Excerpts from a layout annotation set
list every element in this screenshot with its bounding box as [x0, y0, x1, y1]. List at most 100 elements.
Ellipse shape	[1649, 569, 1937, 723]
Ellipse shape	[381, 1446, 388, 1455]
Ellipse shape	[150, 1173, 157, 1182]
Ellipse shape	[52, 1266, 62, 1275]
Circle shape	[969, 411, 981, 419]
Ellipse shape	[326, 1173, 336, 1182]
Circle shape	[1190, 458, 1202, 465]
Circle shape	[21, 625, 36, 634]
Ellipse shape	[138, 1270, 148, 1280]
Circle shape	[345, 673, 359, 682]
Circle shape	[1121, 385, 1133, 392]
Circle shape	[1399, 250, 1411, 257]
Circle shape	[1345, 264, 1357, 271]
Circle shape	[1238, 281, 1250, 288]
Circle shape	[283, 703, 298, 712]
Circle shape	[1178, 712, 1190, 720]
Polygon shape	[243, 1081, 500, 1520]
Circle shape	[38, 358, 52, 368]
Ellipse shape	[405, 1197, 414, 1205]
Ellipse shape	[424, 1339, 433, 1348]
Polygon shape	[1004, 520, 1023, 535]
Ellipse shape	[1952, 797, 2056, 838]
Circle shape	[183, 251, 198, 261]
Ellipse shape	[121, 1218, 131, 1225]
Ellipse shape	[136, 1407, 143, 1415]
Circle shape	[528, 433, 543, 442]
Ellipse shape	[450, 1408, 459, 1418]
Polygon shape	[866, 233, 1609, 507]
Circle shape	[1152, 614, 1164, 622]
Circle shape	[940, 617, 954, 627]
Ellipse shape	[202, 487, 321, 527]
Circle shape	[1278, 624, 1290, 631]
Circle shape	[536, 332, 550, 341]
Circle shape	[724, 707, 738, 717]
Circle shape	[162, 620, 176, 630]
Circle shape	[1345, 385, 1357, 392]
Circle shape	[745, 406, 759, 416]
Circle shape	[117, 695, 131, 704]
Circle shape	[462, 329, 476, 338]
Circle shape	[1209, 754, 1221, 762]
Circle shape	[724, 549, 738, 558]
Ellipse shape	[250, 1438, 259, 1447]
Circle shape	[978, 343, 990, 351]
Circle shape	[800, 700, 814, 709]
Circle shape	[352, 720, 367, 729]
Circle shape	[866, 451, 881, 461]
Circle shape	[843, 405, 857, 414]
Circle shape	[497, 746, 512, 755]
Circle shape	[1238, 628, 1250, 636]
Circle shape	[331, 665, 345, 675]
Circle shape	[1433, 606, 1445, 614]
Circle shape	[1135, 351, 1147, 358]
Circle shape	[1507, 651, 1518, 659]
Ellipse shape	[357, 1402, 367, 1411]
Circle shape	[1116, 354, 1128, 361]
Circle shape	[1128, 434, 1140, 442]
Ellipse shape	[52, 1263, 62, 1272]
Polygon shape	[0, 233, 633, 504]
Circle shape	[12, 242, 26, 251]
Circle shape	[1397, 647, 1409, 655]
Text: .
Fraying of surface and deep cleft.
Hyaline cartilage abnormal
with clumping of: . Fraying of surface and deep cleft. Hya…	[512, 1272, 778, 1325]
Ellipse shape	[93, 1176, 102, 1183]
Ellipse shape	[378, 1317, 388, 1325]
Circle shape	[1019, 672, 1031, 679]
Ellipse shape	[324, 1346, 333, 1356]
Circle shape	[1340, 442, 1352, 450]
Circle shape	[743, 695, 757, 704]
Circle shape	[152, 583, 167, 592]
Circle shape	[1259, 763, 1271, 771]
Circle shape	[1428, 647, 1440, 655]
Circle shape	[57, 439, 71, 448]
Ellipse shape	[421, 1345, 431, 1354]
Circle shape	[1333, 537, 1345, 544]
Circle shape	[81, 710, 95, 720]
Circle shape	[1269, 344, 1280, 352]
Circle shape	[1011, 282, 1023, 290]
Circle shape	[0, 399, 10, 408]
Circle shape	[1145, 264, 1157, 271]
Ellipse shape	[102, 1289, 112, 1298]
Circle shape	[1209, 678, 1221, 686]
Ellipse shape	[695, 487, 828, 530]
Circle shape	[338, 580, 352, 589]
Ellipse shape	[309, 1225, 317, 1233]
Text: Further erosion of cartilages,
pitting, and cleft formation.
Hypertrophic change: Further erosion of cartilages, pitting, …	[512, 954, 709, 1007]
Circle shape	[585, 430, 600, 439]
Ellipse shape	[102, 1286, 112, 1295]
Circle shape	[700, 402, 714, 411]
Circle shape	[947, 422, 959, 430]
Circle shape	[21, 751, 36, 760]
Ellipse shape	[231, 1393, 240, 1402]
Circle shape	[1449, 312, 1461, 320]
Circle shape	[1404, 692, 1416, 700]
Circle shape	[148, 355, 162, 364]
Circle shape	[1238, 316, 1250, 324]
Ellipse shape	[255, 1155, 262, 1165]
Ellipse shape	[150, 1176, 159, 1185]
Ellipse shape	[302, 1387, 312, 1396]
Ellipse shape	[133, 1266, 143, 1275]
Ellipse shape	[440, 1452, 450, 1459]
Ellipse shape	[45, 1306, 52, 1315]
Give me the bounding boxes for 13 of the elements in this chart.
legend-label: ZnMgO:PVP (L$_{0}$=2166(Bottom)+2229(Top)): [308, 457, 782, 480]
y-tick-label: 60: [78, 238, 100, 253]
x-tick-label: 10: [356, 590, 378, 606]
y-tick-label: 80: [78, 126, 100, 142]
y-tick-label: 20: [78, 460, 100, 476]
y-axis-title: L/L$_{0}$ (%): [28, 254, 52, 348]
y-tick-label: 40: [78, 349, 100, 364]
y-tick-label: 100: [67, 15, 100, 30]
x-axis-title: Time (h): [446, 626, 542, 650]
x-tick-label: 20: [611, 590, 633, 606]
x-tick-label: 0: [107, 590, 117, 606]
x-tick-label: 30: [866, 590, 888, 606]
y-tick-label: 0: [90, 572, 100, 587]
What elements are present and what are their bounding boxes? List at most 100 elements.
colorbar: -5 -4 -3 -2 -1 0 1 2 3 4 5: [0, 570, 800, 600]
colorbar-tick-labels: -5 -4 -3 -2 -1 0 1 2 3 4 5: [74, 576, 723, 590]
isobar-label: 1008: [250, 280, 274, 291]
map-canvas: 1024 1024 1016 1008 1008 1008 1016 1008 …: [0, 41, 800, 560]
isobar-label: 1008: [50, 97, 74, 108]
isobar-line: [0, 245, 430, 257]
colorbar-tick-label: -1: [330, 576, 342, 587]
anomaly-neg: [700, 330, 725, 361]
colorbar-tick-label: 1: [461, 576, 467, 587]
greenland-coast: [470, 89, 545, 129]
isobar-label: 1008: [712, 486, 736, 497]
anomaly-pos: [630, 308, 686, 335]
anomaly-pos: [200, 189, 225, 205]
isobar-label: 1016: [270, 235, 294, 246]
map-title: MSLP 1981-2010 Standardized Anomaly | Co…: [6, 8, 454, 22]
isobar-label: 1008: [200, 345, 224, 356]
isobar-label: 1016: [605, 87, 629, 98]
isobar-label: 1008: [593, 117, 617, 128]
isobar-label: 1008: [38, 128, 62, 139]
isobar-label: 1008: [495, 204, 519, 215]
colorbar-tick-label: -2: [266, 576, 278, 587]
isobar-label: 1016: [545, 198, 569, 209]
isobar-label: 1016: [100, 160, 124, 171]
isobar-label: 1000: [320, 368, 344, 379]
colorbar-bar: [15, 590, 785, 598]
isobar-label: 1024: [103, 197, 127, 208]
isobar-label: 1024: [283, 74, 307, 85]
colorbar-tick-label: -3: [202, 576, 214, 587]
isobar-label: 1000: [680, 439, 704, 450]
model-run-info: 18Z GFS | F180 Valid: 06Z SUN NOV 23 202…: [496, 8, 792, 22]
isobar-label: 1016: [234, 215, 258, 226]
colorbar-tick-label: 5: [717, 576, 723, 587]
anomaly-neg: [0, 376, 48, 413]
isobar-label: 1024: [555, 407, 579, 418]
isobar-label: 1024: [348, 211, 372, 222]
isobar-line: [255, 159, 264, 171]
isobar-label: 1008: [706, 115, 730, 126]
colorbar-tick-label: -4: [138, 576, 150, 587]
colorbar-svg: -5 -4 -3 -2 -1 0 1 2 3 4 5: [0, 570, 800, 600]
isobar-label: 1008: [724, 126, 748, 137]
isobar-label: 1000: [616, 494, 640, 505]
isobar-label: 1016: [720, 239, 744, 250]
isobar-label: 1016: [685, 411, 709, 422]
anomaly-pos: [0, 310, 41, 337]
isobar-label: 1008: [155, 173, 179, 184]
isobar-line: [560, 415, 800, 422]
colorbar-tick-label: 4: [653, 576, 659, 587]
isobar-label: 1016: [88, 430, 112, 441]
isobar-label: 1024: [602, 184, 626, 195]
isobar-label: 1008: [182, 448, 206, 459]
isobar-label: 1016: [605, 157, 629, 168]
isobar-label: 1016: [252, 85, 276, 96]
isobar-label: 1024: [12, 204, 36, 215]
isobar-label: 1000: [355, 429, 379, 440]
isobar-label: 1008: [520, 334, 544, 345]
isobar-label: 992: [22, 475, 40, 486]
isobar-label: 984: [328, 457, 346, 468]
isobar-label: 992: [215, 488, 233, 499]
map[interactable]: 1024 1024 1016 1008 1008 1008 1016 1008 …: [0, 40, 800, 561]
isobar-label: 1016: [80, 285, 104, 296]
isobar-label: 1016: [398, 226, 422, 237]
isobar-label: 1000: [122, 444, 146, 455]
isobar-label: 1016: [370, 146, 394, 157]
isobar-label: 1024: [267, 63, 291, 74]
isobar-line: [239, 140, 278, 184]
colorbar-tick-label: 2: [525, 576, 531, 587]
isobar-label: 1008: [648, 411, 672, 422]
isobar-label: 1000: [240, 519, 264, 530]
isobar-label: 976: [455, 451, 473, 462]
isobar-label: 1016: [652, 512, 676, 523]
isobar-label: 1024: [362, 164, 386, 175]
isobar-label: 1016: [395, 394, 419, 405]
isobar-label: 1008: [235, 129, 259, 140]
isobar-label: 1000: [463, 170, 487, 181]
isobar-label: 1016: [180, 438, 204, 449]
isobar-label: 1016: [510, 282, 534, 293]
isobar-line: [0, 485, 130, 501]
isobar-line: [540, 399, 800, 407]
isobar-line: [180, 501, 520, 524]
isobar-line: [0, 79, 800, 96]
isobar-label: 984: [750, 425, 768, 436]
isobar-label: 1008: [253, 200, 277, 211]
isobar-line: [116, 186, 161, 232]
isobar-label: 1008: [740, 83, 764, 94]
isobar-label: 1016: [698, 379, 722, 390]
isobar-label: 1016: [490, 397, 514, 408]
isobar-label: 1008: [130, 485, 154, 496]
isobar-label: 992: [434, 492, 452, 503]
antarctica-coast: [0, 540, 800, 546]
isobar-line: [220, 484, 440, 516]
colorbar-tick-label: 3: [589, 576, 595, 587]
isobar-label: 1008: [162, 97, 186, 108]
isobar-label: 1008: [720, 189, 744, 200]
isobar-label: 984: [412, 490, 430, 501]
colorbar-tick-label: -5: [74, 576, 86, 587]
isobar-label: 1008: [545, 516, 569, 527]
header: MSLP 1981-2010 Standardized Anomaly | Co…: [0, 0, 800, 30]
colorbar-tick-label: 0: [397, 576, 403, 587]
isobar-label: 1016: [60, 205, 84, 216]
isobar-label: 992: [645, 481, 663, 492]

*PROBLEM REQUIREMENTS*
Recast the rows as a JSON list of strings, starting at the first row and ending at the line that contains "458, 1202, 465]". Give one string per line and leave out any blank lines.

*RESULT OF THIS EXERCISE*
[
  "list every element in this screenshot with its bounding box as [x0, y0, x1, y1]. List at most 100 elements.",
  "Ellipse shape\t[1649, 569, 1937, 723]",
  "Ellipse shape\t[381, 1446, 388, 1455]",
  "Ellipse shape\t[150, 1173, 157, 1182]",
  "Ellipse shape\t[52, 1266, 62, 1275]",
  "Circle shape\t[969, 411, 981, 419]",
  "Ellipse shape\t[326, 1173, 336, 1182]",
  "Circle shape\t[1190, 458, 1202, 465]"
]